• [Requirements]:
Write out the listing below in full and exactly, leaving out every picture.

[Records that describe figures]
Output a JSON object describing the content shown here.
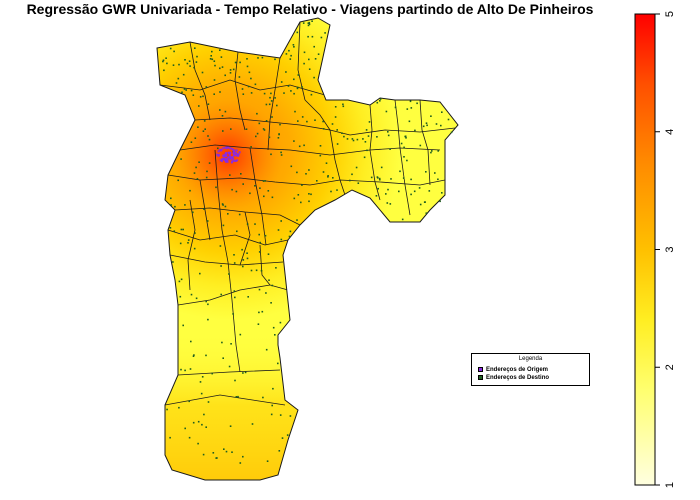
{
  "title": "Regressão GWR Univariada - Tempo Relativo - Viagens partindo de Alto De Pinheiros",
  "colors": {
    "low": "#ffffe0",
    "mid_low": "#ffff33",
    "mid": "#ffcc00",
    "mid_high": "#ff9900",
    "high_mid": "#ff6600",
    "high": "#ff0000",
    "origin_point": "#8a2be2",
    "destination_point": "#1f5f1f",
    "border": "#1a1a1a"
  },
  "legend": {
    "title": "Legenda",
    "items": [
      {
        "label": "Endereços de Origem",
        "color": "#8a2be2"
      },
      {
        "label": "Endereços de Destino",
        "color": "#1f5f1f"
      }
    ]
  },
  "colorbar": {
    "min": 1,
    "max": 5,
    "ticks": [
      {
        "value": 1,
        "label": "1"
      },
      {
        "value": 2,
        "label": "2"
      },
      {
        "value": 3,
        "label": "3"
      },
      {
        "value": 4,
        "label": "4"
      },
      {
        "value": 5,
        "label": "5"
      }
    ]
  }
}
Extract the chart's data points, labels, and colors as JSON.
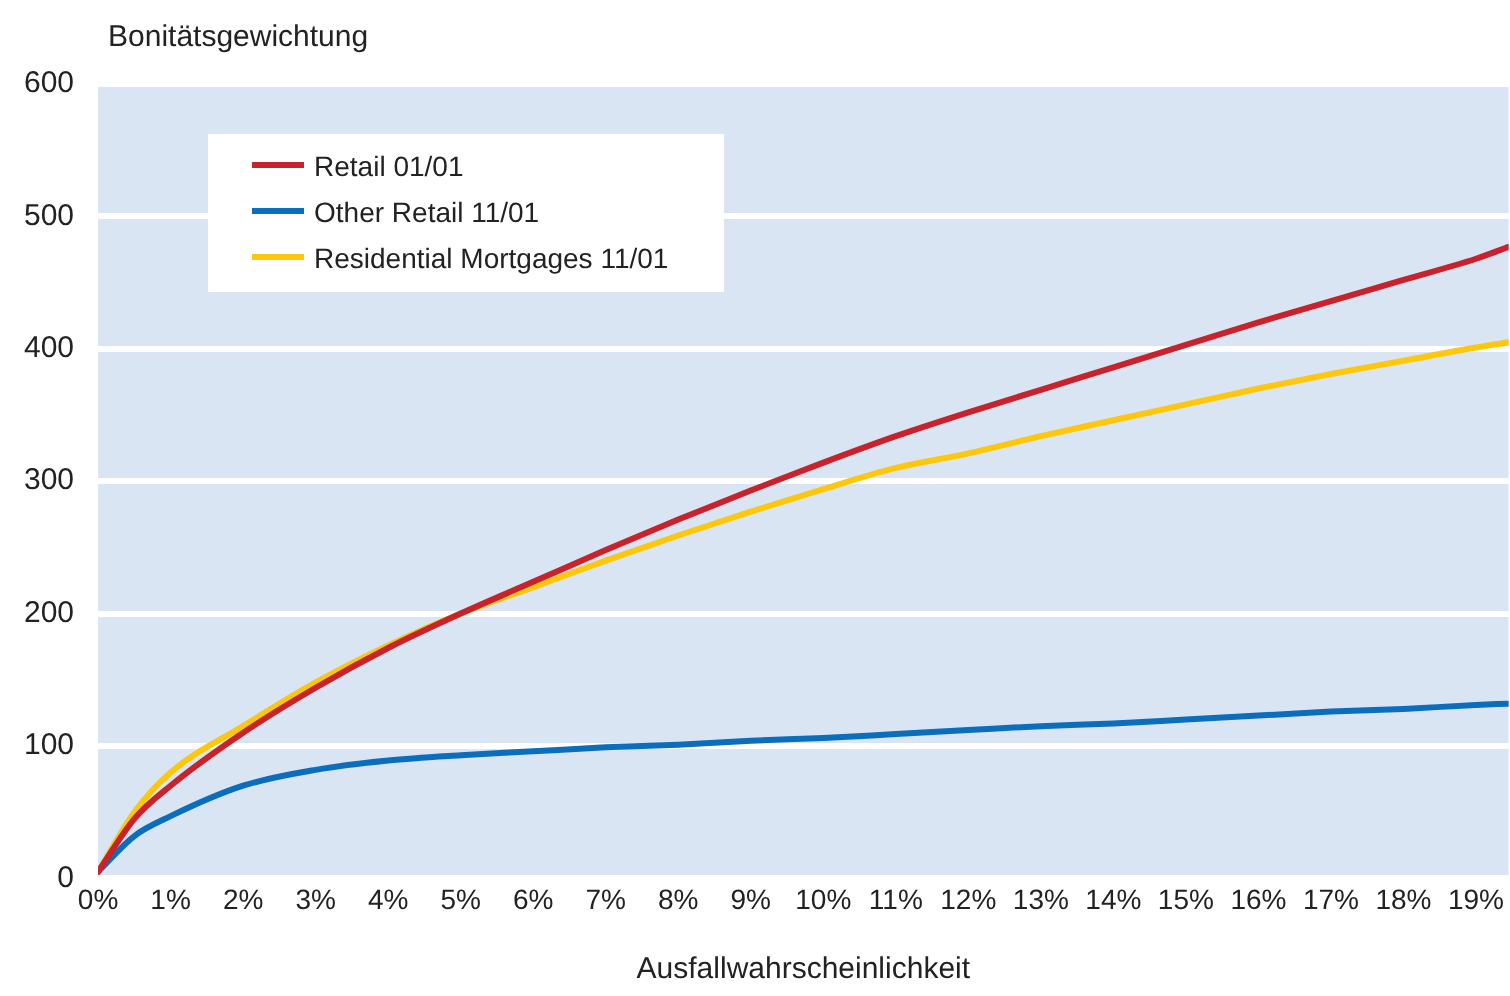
{
  "chart_data": {
    "type": "line",
    "ylabel": "Bonitätsgewichtung",
    "xlabel": "Ausfallwahrscheinlichkeit",
    "x": [
      0,
      0.5,
      1,
      2,
      3,
      4,
      5,
      6,
      7,
      8,
      9,
      10,
      11,
      12,
      13,
      14,
      15,
      16,
      17,
      18,
      19,
      19.45
    ],
    "series": [
      {
        "name": "Retail 01/01",
        "color": "#c8232c",
        "values": [
          5,
          45,
          70,
          110,
          144,
          174,
          200,
          224,
          248,
          271,
          293,
          314,
          334,
          352,
          369,
          386,
          403,
          420,
          436,
          452,
          468,
          477
        ]
      },
      {
        "name": "Other Retail 11/01",
        "color": "#0a6ebd",
        "values": [
          5,
          32,
          47,
          70,
          82,
          89,
          93,
          96,
          99,
          101,
          104,
          106,
          109,
          112,
          115,
          117,
          120,
          123,
          126,
          128,
          131,
          132
        ]
      },
      {
        "name": "Residential Mortgages  11/01",
        "color": "#fdc70c",
        "values": [
          5,
          50,
          80,
          115,
          148,
          176,
          200,
          220,
          240,
          259,
          277,
          294,
          310,
          321,
          334,
          346,
          358,
          370,
          381,
          391,
          401,
          405
        ]
      }
    ],
    "xlim": [
      0,
      19.45
    ],
    "xticks": [
      {
        "value": 0,
        "label": "0%"
      },
      {
        "value": 1,
        "label": "1%"
      },
      {
        "value": 2,
        "label": "2%"
      },
      {
        "value": 3,
        "label": "3%"
      },
      {
        "value": 4,
        "label": "4%"
      },
      {
        "value": 5,
        "label": "5%"
      },
      {
        "value": 6,
        "label": "6%"
      },
      {
        "value": 7,
        "label": "7%"
      },
      {
        "value": 8,
        "label": "8%"
      },
      {
        "value": 9,
        "label": "9%"
      },
      {
        "value": 10,
        "label": "10%"
      },
      {
        "value": 11,
        "label": "11%"
      },
      {
        "value": 12,
        "label": "12%"
      },
      {
        "value": 13,
        "label": "13%"
      },
      {
        "value": 14,
        "label": "14%"
      },
      {
        "value": 15,
        "label": "15%"
      },
      {
        "value": 16,
        "label": "16%"
      },
      {
        "value": 17,
        "label": "17%"
      },
      {
        "value": 18,
        "label": "18%"
      },
      {
        "value": 19,
        "label": "19%"
      }
    ],
    "ylim": [
      0,
      600
    ],
    "yticks": [
      0,
      100,
      200,
      300,
      400,
      500,
      600
    ],
    "grid": "y",
    "legend": "top left",
    "marker": "none",
    "line_style": "solid"
  }
}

• [Correct result]:
Output a JSON object describing the content shown here.
{
  "title": "Regressão GWR Univariada - Tempo Relativo - Viagens partindo de Alto De Pinheiros",
  "colors": {
    "low": "#ffffe0",
    "mid_low": "#ffff33",
    "mid": "#ffcc00",
    "mid_high": "#ff9900",
    "high_mid": "#ff6600",
    "high": "#ff0000",
    "origin_point": "#8a2be2",
    "destination_point": "#1f5f1f",
    "border": "#1a1a1a"
  },
  "legend": {
    "title": "Legenda",
    "items": [
      {
        "label": "Endereços de Origem",
        "color": "#8a2be2"
      },
      {
        "label": "Endereços de Destino",
        "color": "#1f5f1f"
      }
    ]
  },
  "colorbar": {
    "min": 1,
    "max": 5,
    "ticks": [
      {
        "value": 1,
        "label": "1"
      },
      {
        "value": 2,
        "label": "2"
      },
      {
        "value": 3,
        "label": "3"
      },
      {
        "value": 4,
        "label": "4"
      },
      {
        "value": 5,
        "label": "5"
      }
    ]
  }
}
Extract the chart's data points, labels, and colors as JSON.
{
  "chart_data": {
    "type": "line",
    "ylabel": "Bonitätsgewichtung",
    "xlabel": "Ausfallwahrscheinlichkeit",
    "x": [
      0,
      0.5,
      1,
      2,
      3,
      4,
      5,
      6,
      7,
      8,
      9,
      10,
      11,
      12,
      13,
      14,
      15,
      16,
      17,
      18,
      19,
      19.45
    ],
    "series": [
      {
        "name": "Retail 01/01",
        "color": "#c8232c",
        "values": [
          5,
          45,
          70,
          110,
          144,
          174,
          200,
          224,
          248,
          271,
          293,
          314,
          334,
          352,
          369,
          386,
          403,
          420,
          436,
          452,
          468,
          477
        ]
      },
      {
        "name": "Other Retail 11/01",
        "color": "#0a6ebd",
        "values": [
          5,
          32,
          47,
          70,
          82,
          89,
          93,
          96,
          99,
          101,
          104,
          106,
          109,
          112,
          115,
          117,
          120,
          123,
          126,
          128,
          131,
          132
        ]
      },
      {
        "name": "Residential Mortgages  11/01",
        "color": "#fdc70c",
        "values": [
          5,
          50,
          80,
          115,
          148,
          176,
          200,
          220,
          240,
          259,
          277,
          294,
          310,
          321,
          334,
          346,
          358,
          370,
          381,
          391,
          401,
          405
        ]
      }
    ],
    "xlim": [
      0,
      19.45
    ],
    "xticks": [
      {
        "value": 0,
        "label": "0%"
      },
      {
        "value": 1,
        "label": "1%"
      },
      {
        "value": 2,
        "label": "2%"
      },
      {
        "value": 3,
        "label": "3%"
      },
      {
        "value": 4,
        "label": "4%"
      },
      {
        "value": 5,
        "label": "5%"
      },
      {
        "value": 6,
        "label": "6%"
      },
      {
        "value": 7,
        "label": "7%"
      },
      {
        "value": 8,
        "label": "8%"
      },
      {
        "value": 9,
        "label": "9%"
      },
      {
        "value": 10,
        "label": "10%"
      },
      {
        "value": 11,
        "label": "11%"
      },
      {
        "value": 12,
        "label": "12%"
      },
      {
        "value": 13,
        "label": "13%"
      },
      {
        "value": 14,
        "label": "14%"
      },
      {
        "value": 15,
        "label": "15%"
      },
      {
        "value": 16,
        "label": "16%"
      },
      {
        "value": 17,
        "label": "17%"
      },
      {
        "value": 18,
        "label": "18%"
      },
      {
        "value": 19,
        "label": "19%"
      }
    ],
    "ylim": [
      0,
      600
    ],
    "yticks": [
      0,
      100,
      200,
      300,
      400,
      500,
      600
    ],
    "grid": "y",
    "legend": "top left",
    "marker": "none",
    "line_style": "solid"
  }
}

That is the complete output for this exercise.